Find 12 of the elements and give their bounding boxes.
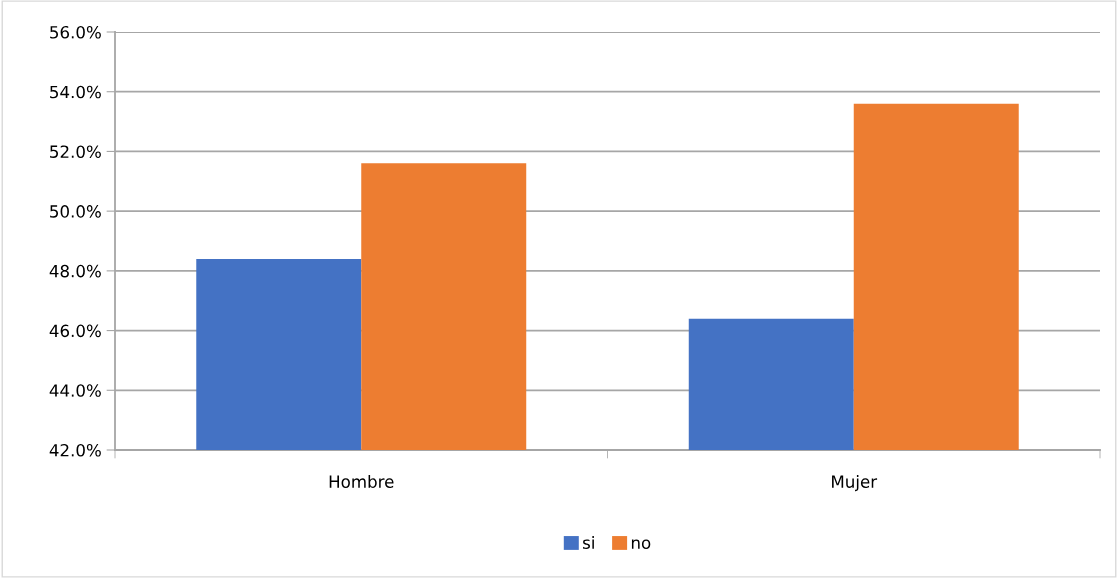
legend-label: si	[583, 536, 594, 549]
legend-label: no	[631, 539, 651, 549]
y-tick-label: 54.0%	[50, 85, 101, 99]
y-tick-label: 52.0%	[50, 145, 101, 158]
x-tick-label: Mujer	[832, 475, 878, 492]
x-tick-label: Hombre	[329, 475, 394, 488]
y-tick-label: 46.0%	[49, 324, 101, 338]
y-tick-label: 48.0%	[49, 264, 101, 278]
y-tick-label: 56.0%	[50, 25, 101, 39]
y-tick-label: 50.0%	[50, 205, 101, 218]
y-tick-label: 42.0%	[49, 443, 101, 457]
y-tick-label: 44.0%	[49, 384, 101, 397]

--

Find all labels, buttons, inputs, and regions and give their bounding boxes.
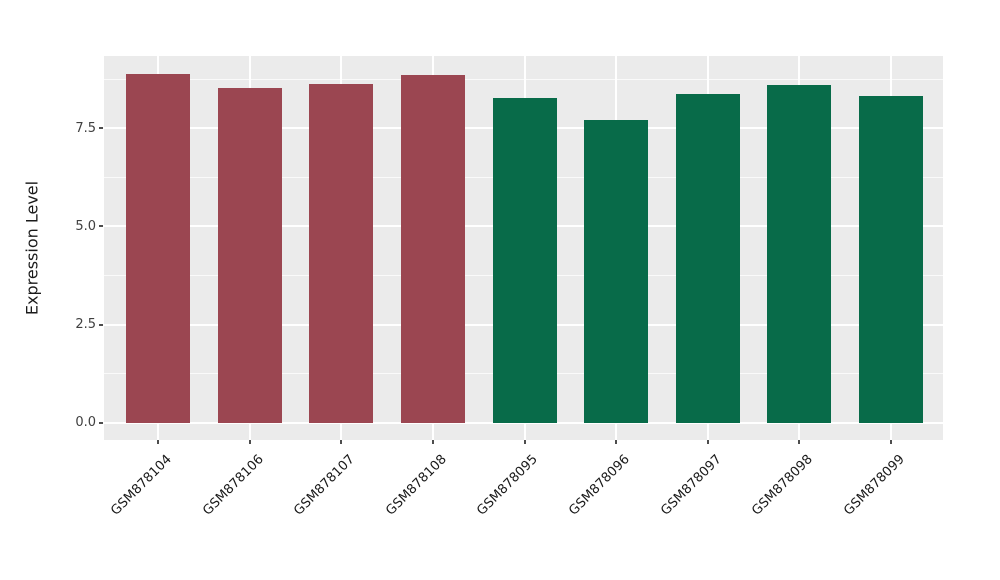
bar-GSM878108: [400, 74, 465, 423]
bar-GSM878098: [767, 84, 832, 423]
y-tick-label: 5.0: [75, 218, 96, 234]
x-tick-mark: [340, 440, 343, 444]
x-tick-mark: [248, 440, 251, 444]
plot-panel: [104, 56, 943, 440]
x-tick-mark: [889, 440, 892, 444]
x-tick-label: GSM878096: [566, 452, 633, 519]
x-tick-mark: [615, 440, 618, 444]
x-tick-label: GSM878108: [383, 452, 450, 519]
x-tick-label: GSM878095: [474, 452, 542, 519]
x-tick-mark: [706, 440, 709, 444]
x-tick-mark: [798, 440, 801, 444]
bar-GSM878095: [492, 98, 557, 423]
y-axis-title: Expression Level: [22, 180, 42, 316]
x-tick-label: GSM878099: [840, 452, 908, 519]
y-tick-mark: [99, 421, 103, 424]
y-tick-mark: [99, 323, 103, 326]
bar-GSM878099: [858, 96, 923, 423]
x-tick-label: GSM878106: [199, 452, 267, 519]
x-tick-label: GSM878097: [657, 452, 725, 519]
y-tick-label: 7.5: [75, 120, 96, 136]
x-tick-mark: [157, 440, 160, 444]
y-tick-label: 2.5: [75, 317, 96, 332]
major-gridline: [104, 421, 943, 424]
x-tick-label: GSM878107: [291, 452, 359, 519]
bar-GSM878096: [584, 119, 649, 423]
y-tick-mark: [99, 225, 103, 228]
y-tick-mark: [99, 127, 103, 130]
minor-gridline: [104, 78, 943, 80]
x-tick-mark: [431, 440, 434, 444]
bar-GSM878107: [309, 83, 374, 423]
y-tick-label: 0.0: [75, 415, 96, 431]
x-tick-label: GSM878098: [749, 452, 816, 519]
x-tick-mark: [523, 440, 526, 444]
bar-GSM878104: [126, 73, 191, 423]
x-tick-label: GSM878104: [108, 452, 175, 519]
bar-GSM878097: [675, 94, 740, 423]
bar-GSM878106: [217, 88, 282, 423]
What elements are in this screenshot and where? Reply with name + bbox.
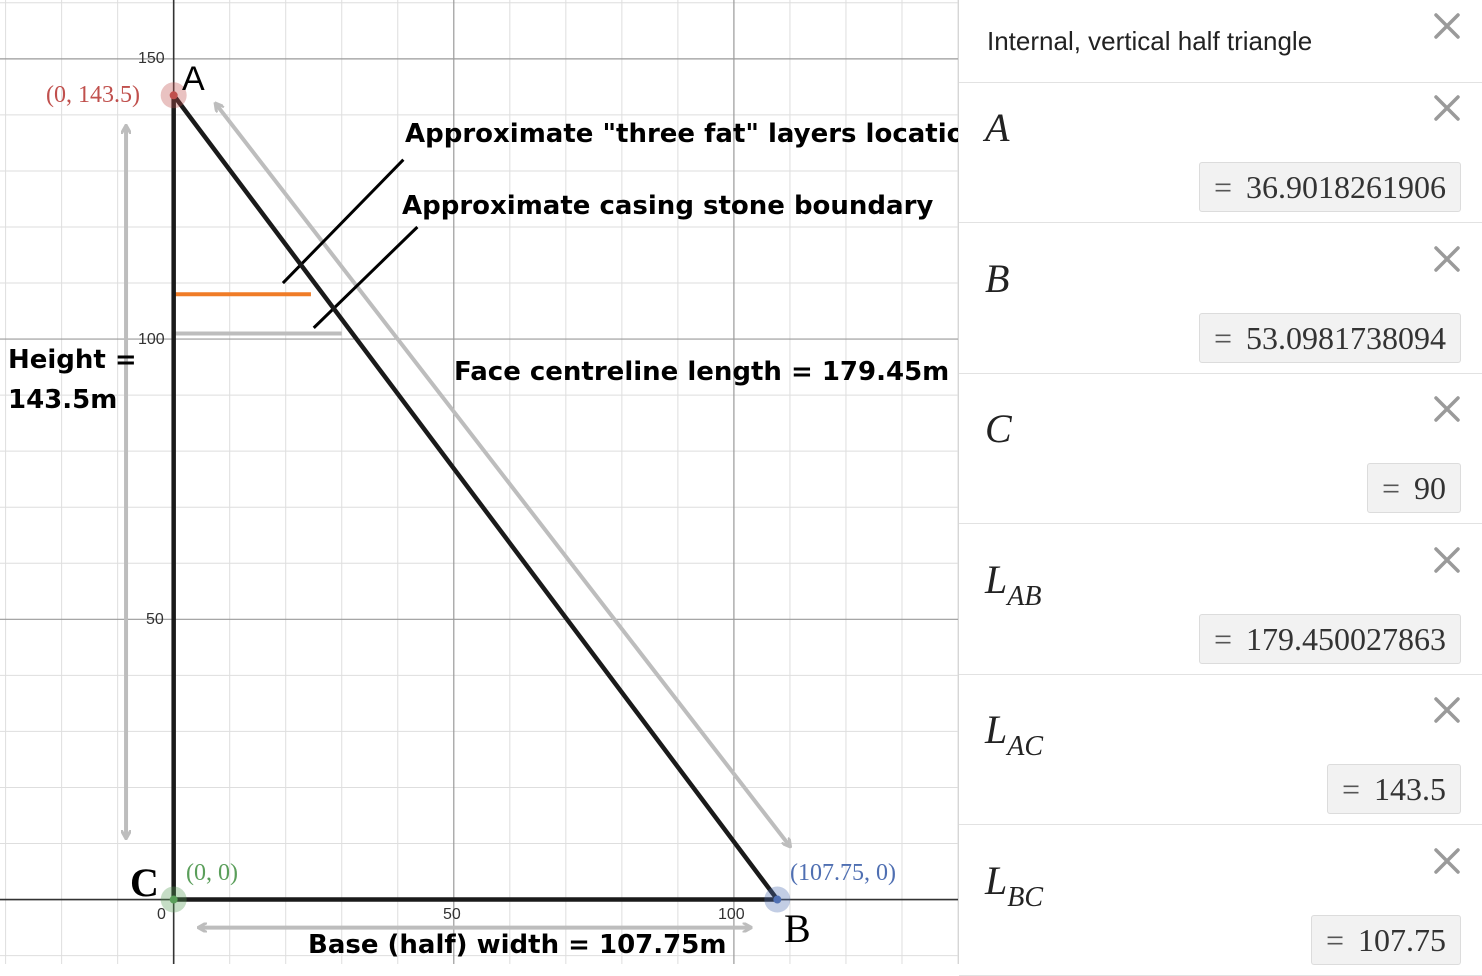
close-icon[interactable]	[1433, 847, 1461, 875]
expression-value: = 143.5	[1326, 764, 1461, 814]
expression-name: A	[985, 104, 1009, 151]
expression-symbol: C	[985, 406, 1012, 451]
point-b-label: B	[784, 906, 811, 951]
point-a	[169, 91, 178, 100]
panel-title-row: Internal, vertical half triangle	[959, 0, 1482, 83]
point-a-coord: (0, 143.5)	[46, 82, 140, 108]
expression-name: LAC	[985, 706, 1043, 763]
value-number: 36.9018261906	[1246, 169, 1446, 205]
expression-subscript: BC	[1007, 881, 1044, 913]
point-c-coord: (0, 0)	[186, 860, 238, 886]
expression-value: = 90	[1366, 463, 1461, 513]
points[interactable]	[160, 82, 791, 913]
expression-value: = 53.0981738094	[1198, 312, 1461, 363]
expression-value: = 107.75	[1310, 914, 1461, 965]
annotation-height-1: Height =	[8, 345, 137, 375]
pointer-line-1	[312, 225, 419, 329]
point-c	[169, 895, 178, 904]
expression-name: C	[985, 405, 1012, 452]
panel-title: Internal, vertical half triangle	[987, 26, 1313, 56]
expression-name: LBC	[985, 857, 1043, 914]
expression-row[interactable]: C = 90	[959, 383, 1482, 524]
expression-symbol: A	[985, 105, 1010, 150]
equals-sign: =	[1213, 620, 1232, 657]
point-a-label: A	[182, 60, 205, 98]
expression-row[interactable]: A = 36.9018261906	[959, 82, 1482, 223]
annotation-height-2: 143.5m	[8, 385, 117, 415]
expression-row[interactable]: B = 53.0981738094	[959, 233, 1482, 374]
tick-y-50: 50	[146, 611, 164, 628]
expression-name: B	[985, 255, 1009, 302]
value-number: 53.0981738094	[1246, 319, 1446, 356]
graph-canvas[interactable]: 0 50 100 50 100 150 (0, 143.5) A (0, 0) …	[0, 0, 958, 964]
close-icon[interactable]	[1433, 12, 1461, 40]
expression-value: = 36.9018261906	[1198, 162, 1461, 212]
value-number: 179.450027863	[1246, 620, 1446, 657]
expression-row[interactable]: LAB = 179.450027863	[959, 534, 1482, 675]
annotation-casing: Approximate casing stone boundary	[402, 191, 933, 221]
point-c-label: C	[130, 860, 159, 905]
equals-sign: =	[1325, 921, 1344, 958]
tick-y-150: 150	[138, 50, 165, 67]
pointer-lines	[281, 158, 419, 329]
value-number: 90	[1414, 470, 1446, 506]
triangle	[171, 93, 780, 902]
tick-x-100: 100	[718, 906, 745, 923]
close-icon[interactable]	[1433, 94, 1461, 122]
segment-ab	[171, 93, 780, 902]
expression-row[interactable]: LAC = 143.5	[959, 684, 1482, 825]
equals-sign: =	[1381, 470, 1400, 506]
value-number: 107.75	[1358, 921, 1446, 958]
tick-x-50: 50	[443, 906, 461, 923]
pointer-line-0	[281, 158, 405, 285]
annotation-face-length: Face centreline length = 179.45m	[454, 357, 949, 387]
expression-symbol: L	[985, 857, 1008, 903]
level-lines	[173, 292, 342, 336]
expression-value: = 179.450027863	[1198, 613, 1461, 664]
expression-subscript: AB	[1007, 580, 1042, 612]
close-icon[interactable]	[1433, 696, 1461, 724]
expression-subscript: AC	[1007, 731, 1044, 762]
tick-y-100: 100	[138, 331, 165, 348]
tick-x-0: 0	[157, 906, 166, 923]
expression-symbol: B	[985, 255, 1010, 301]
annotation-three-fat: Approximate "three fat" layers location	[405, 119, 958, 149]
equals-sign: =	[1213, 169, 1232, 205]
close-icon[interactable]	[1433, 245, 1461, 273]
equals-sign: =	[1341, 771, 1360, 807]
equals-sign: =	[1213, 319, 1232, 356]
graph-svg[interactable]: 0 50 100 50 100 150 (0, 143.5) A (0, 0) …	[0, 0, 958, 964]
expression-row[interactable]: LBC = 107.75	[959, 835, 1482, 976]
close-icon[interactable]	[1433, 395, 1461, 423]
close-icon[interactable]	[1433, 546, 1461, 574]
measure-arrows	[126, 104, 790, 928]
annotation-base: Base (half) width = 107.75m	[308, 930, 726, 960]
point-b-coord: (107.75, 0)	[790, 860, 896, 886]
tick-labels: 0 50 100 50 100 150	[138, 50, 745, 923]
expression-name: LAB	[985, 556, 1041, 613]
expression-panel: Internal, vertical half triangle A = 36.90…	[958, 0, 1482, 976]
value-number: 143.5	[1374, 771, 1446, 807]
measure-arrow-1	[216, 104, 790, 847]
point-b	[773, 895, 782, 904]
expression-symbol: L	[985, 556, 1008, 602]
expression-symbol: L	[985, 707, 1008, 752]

The request:
Update the items in the part that opens with the line containing "Find 12 of the" and closes with the line containing "384, 101, 397]" by replacing "y-tick-label" with "vertical-axis-label" and leaving everything else unchanged. Write out only those lines, and omit the pictures.

Result for this task:
Find 12 of the elements and give their bounding boxes.
legend-label: si	[583, 536, 594, 549]
legend-label: no	[631, 539, 651, 549]
vertical-axis-label: 54.0%	[50, 85, 101, 99]
vertical-axis-label: 52.0%	[50, 145, 101, 158]
x-tick-label: Mujer	[832, 475, 878, 492]
x-tick-label: Hombre	[329, 475, 394, 488]
vertical-axis-label: 46.0%	[49, 324, 101, 338]
vertical-axis-label: 48.0%	[49, 264, 101, 278]
vertical-axis-label: 56.0%	[50, 25, 101, 39]
vertical-axis-label: 50.0%	[50, 205, 101, 218]
vertical-axis-label: 42.0%	[49, 443, 101, 457]
vertical-axis-label: 44.0%	[49, 384, 101, 397]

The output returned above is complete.